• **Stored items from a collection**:
****************************************

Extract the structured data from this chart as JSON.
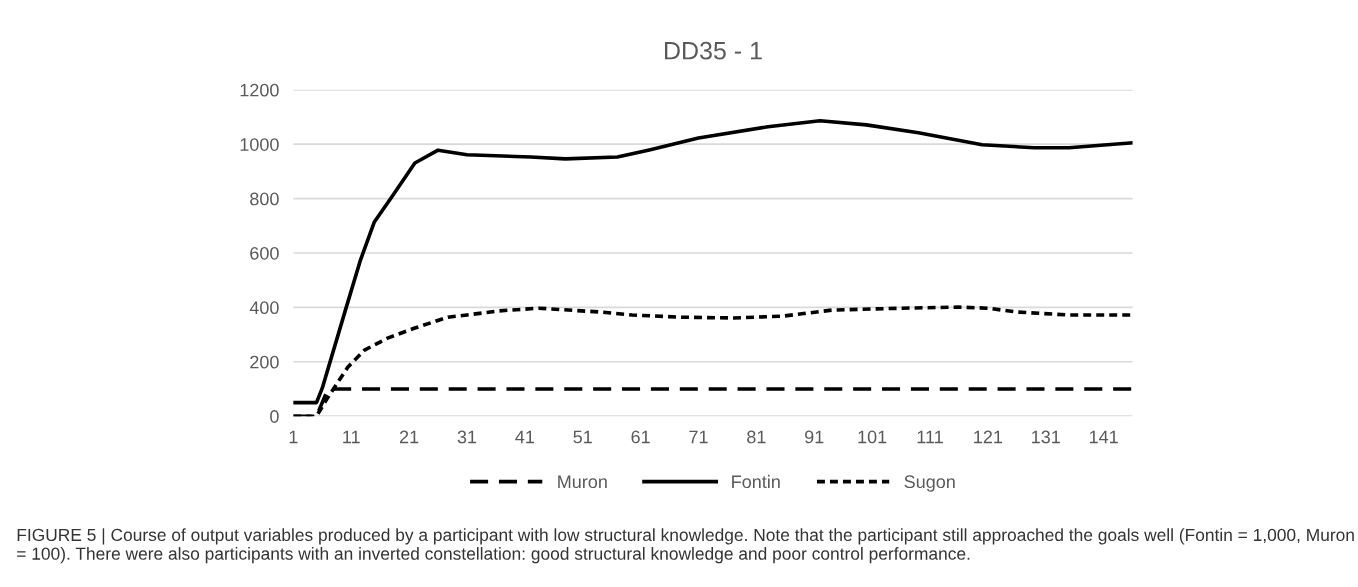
{
  "chart_data": {
    "type": "line",
    "title": "DD35 - 1",
    "xlim": [
      1,
      146
    ],
    "xticks": [
      1,
      11,
      21,
      31,
      41,
      51,
      61,
      71,
      81,
      91,
      101,
      111,
      121,
      131,
      141
    ],
    "ylim": [
      0,
      1200
    ],
    "yticks": [
      0,
      200,
      400,
      600,
      800,
      1000,
      1200
    ],
    "grid": "y",
    "legend": "bottom",
    "marker": "none",
    "series": [
      {
        "name": "Muron",
        "color": "#000000",
        "line_style": "dashed",
        "x": [
          1,
          5,
          7,
          146
        ],
        "values": [
          0,
          0,
          100,
          100
        ]
      },
      {
        "name": "Fontin",
        "color": "#000000",
        "line_style": "solid",
        "x": [
          1,
          5,
          6,
          10,
          12.6,
          15,
          18,
          22,
          26,
          31,
          42,
          48,
          57,
          62.5,
          71,
          83,
          92,
          100,
          109,
          120,
          129,
          135,
          146
        ],
        "values": [
          50,
          50,
          103,
          390,
          574,
          714,
          806,
          931,
          978,
          961,
          953,
          946,
          953,
          979,
          1023,
          1064,
          1086,
          1071,
          1042,
          998,
          987,
          987,
          1005
        ]
      },
      {
        "name": "Sugon",
        "color": "#000000",
        "line_style": "dotted",
        "x": [
          1,
          5,
          7,
          10.4,
          13.3,
          17.3,
          22,
          27.7,
          31,
          36.4,
          43.4,
          54,
          59.5,
          68,
          77,
          85.6,
          94,
          106,
          116,
          121,
          126,
          135,
          146
        ],
        "values": [
          0,
          0,
          70,
          180,
          243,
          287,
          324,
          364,
          372,
          387,
          397,
          383,
          372,
          364,
          361,
          368,
          390,
          397,
          401,
          397,
          383,
          372,
          372
        ]
      }
    ],
    "annotations": [
      "FIGURE 5 | Course of output variables produced by a participant with low structural knowledge. Note that the participant still approached the goals well (Fontin = 1,000, Muron = 100). There were also participants with an inverted constellation: good structural knowledge and poor control performance."
    ]
  }
}
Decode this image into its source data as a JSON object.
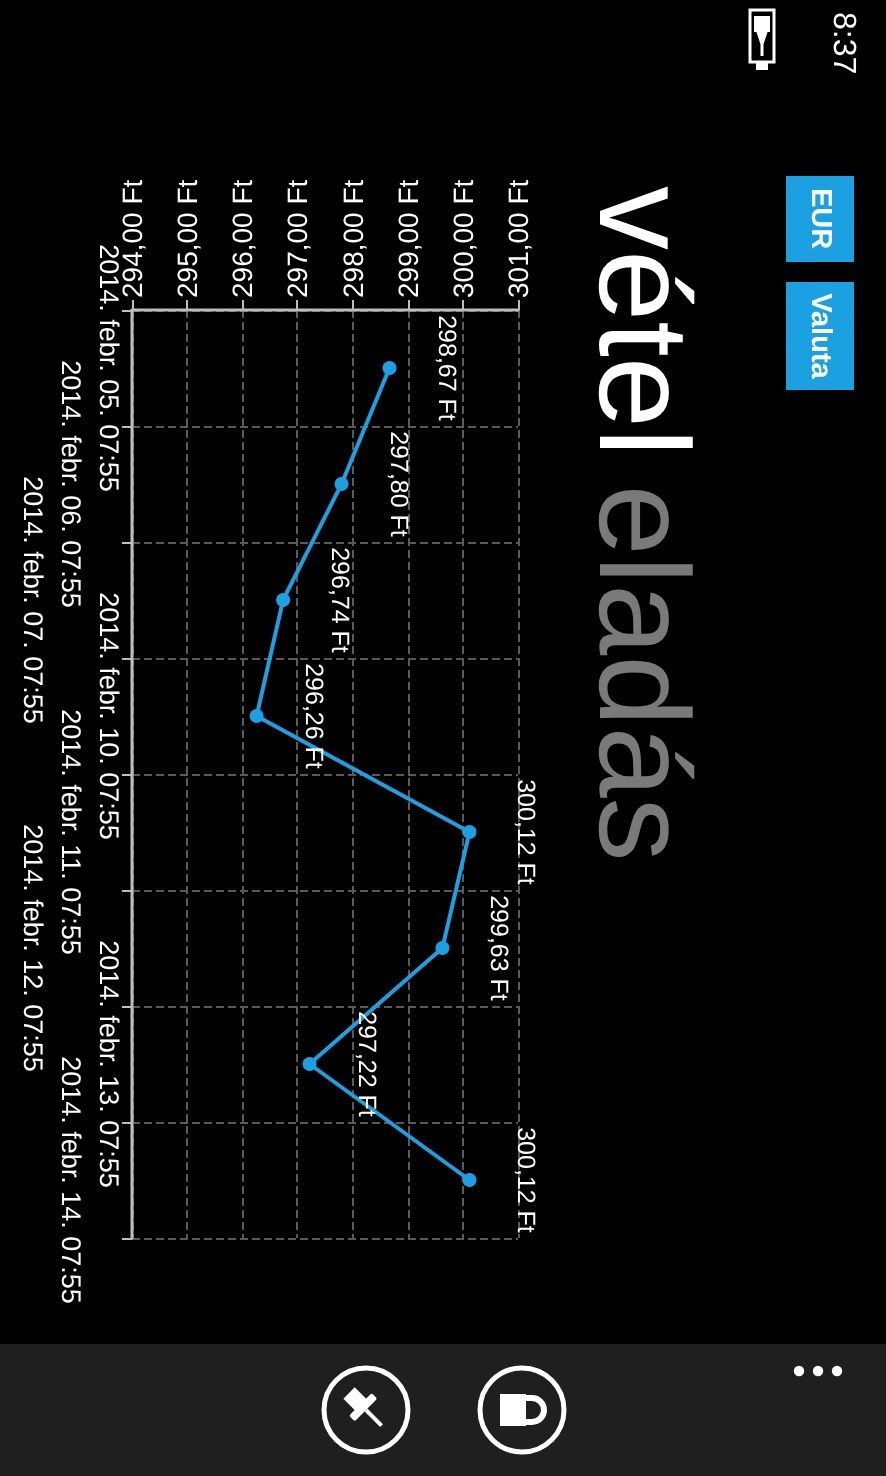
{
  "chart_data": {
    "type": "line",
    "orientation": "horizontal",
    "title": "vétel",
    "subtitle": "eladás",
    "annotations": [
      "8:37",
      "EUR",
      "Valuta"
    ],
    "categories": [
      "2014. febr. 05. 07:55",
      "2014. febr. 06. 07:55",
      "2014. febr. 07. 07:55",
      "2014. febr. 10. 07:55",
      "2014. febr. 11. 07:55",
      "2014. febr. 12. 07:55",
      "2014. febr. 13. 07:55",
      "2014. febr. 14. 07:55"
    ],
    "values": [
      298.67,
      297.8,
      296.74,
      296.26,
      300.12,
      299.63,
      297.22,
      300.12
    ],
    "value_labels": [
      "298,67 Ft",
      "297,80 Ft",
      "296,74 Ft",
      "296,26 Ft",
      "300,12 Ft",
      "299,63 Ft",
      "297,22 Ft",
      "300,12 Ft"
    ],
    "color": "#1ba1e2",
    "xlim": [
      294,
      301
    ],
    "xticks": [
      {
        "value": 294,
        "label": "294,00 Ft"
      },
      {
        "value": 295,
        "label": "295,00 Ft"
      },
      {
        "value": 296,
        "label": "296,00 Ft"
      },
      {
        "value": 297,
        "label": "297,00 Ft"
      },
      {
        "value": 298,
        "label": "298,00 Ft"
      },
      {
        "value": 299,
        "label": "299,00 Ft"
      },
      {
        "value": 300,
        "label": "300,00 Ft"
      },
      {
        "value": 301,
        "label": "301,00 Ft"
      }
    ],
    "grid": true,
    "marker": "circle"
  }
}
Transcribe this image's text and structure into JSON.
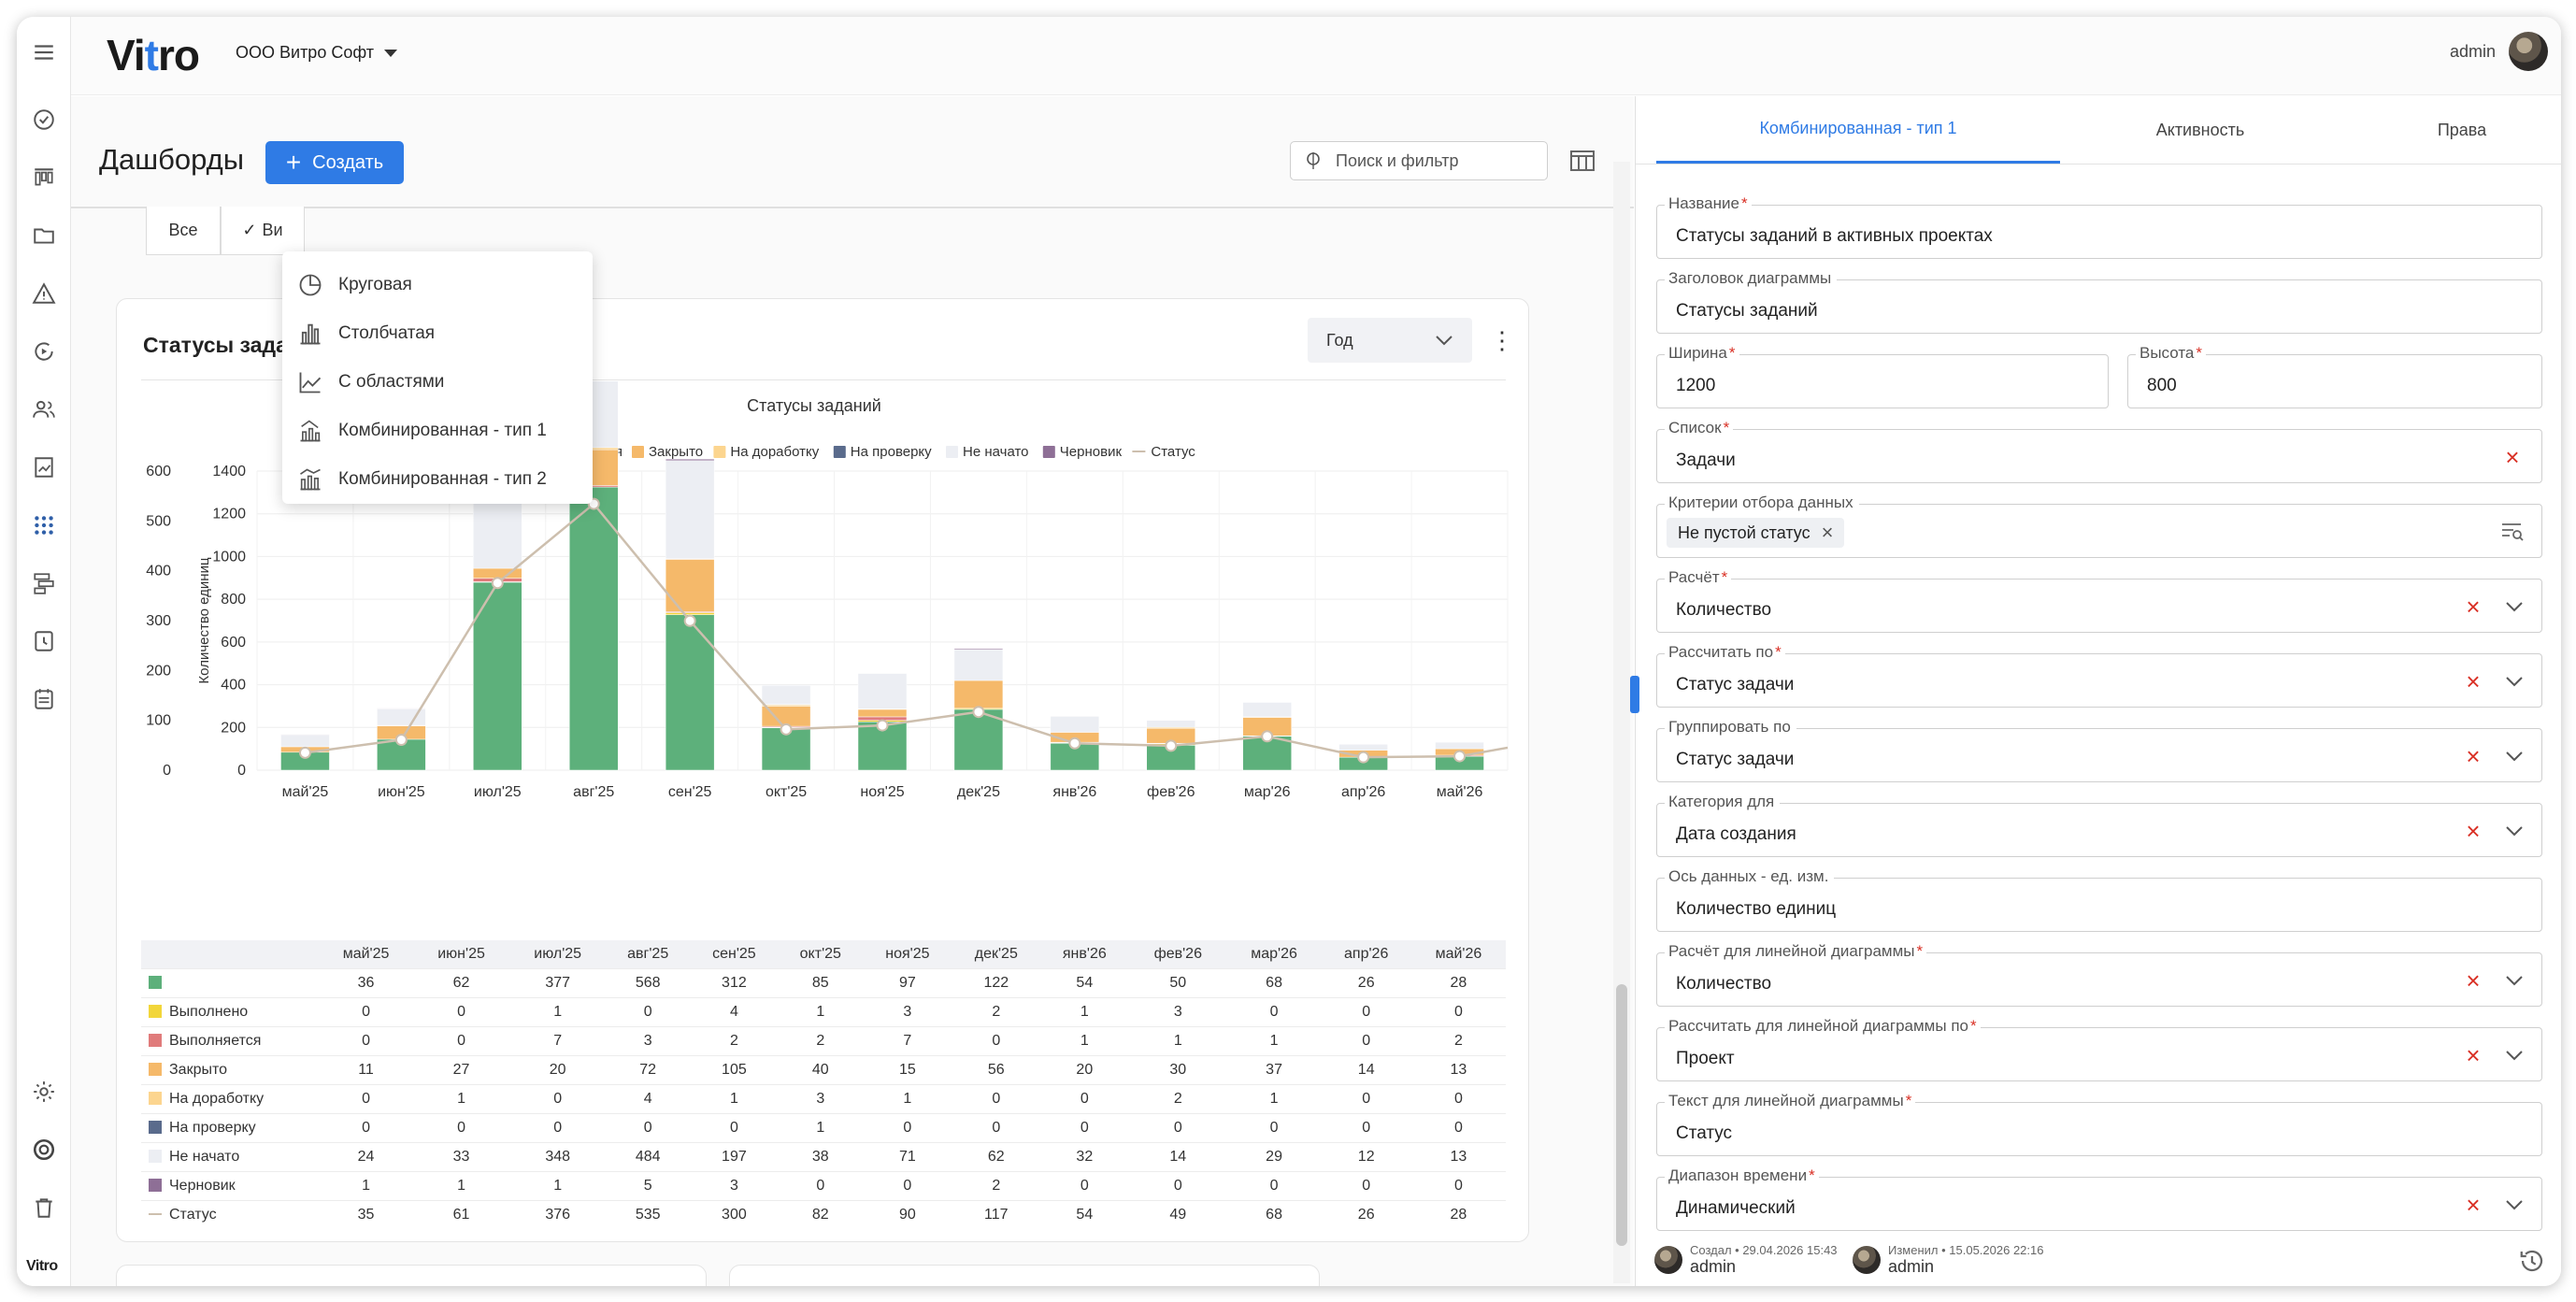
{
  "app": {
    "logo": "Vitro",
    "organization": "ООО Витро Софт",
    "user": "admin",
    "side_brand": "Vitro",
    "accent_color": "#2f7be5"
  },
  "sidebar": {
    "icons": [
      "menu-icon",
      "check-circle-icon",
      "kanban-icon",
      "folder-icon",
      "warning-icon",
      "play-cycle-icon",
      "users-icon",
      "report-icon",
      "apps-grid-icon",
      "workflow-icon",
      "clock-icon",
      "calendar-list-icon",
      "settings-icon",
      "support-icon",
      "trash-icon"
    ]
  },
  "main": {
    "title": "Дашборды",
    "create_label": "Создать",
    "search_placeholder": "Поиск и фильтр",
    "tabs": [
      "Все",
      "Ви"
    ],
    "create_menu": [
      {
        "label": "Круговая",
        "icon": "pie-chart-icon"
      },
      {
        "label": "Столбчатая",
        "icon": "bar-chart-icon"
      },
      {
        "label": "С областями",
        "icon": "area-chart-icon"
      },
      {
        "label": "Комбинированная - тип 1",
        "icon": "combo-chart-icon"
      },
      {
        "label": "Комбинированная - тип 2",
        "icon": "combo-chart-2-icon"
      }
    ]
  },
  "card": {
    "title": "Статусы зада",
    "period": "Год",
    "menu_glyph": "⋮"
  },
  "chart_data": {
    "type": "bar",
    "title": "Статусы заданий",
    "ylabel": "Количество единиц",
    "ylim_left": [
      0,
      1400
    ],
    "ylim_right": [
      0,
      600
    ],
    "yticks_left": [
      "1400",
      "1200",
      "1000",
      "800",
      "600",
      "400",
      "200",
      "0"
    ],
    "yticks_right": [
      "600",
      "500",
      "400",
      "300",
      "200",
      "100",
      "0"
    ],
    "categories": [
      "май'25",
      "июн'25",
      "июл'25",
      "авг'25",
      "сен'25",
      "окт'25",
      "ноя'25",
      "дек'25",
      "янв'26",
      "фев'26",
      "мар'26",
      "апр'26",
      "май'26"
    ],
    "grid": true,
    "legend_position": "top",
    "series": [
      {
        "name": "",
        "color": "#5db07b",
        "values": [
          36,
          62,
          377,
          568,
          312,
          85,
          97,
          122,
          54,
          50,
          68,
          26,
          28
        ]
      },
      {
        "name": "Выполнено",
        "color": "#f2d63a",
        "values": [
          0,
          0,
          1,
          0,
          4,
          1,
          3,
          2,
          1,
          3,
          0,
          0,
          0
        ]
      },
      {
        "name": "Выполняется",
        "color": "#e07b7b",
        "values": [
          0,
          0,
          7,
          3,
          2,
          2,
          7,
          0,
          1,
          1,
          1,
          0,
          2
        ]
      },
      {
        "name": "Закрыто",
        "color": "#f5b96a",
        "values": [
          11,
          27,
          20,
          72,
          105,
          40,
          15,
          56,
          20,
          30,
          37,
          14,
          13
        ]
      },
      {
        "name": "На доработку",
        "color": "#fcd58f",
        "values": [
          0,
          1,
          0,
          4,
          1,
          3,
          1,
          0,
          0,
          2,
          1,
          0,
          0
        ]
      },
      {
        "name": "На проверку",
        "color": "#5a6b8c",
        "values": [
          0,
          0,
          0,
          0,
          0,
          1,
          0,
          0,
          0,
          0,
          0,
          0,
          0
        ]
      },
      {
        "name": "Не начато",
        "color": "#eceef3",
        "values": [
          24,
          33,
          348,
          484,
          197,
          38,
          71,
          62,
          32,
          14,
          29,
          12,
          13
        ]
      },
      {
        "name": "Черновик",
        "color": "#8e6f96",
        "values": [
          1,
          1,
          1,
          5,
          3,
          0,
          0,
          2,
          0,
          0,
          0,
          0,
          0
        ]
      }
    ],
    "line_series": {
      "name": "Статус",
      "color": "#cdbfae",
      "values": [
        35,
        61,
        376,
        535,
        300,
        82,
        90,
        117,
        54,
        49,
        68,
        26,
        28
      ]
    }
  },
  "panel": {
    "tabs": [
      "Комбинированная - тип 1",
      "Активность",
      "Права"
    ],
    "fields": [
      {
        "label": "Название",
        "required": "*",
        "value": "Статусы заданий в активных проектах"
      },
      {
        "label": "Заголовок диаграммы",
        "required": "",
        "value": "Статусы заданий"
      },
      {
        "label": "Ширина",
        "required": "*",
        "value": "1200"
      },
      {
        "label": "Высота",
        "required": "*",
        "value": "800"
      },
      {
        "label": "Список",
        "required": "*",
        "value": "Задачи"
      },
      {
        "label": "Критерии отбора данных",
        "required": "",
        "value": "Не пустой статус"
      },
      {
        "label": "Расчёт",
        "required": "*",
        "value": "Количество"
      },
      {
        "label": "Рассчитать по",
        "required": "*",
        "value": "Статус задачи"
      },
      {
        "label": "Группировать по",
        "required": "",
        "value": "Статус задачи"
      },
      {
        "label": "Категория для",
        "required": "",
        "value": "Дата создания"
      },
      {
        "label": "Ось данных - ед. изм.",
        "required": "",
        "value": "Количество единиц"
      },
      {
        "label": "Расчёт для линейной диаграммы",
        "required": "*",
        "value": "Количество"
      },
      {
        "label": "Рассчитать для линейной диаграммы по",
        "required": "*",
        "value": "Проект"
      },
      {
        "label": "Текст для линейной диаграммы",
        "required": "*",
        "value": "Статус"
      },
      {
        "label": "Диапазон времени",
        "required": "*",
        "value": "Динамический"
      }
    ],
    "footer": {
      "created_label": "Создал • 29.04.2026 15:43",
      "created_by": "admin",
      "modified_label": "Изменил • 15.05.2026 22:16",
      "modified_by": "admin"
    }
  }
}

****************************************

• **Given problem**: Extract from the material all lines containing the string "admin".

• **Complete output**:
    "user": "admin",
      "created_by": "admin",
      "modified_by": "admin"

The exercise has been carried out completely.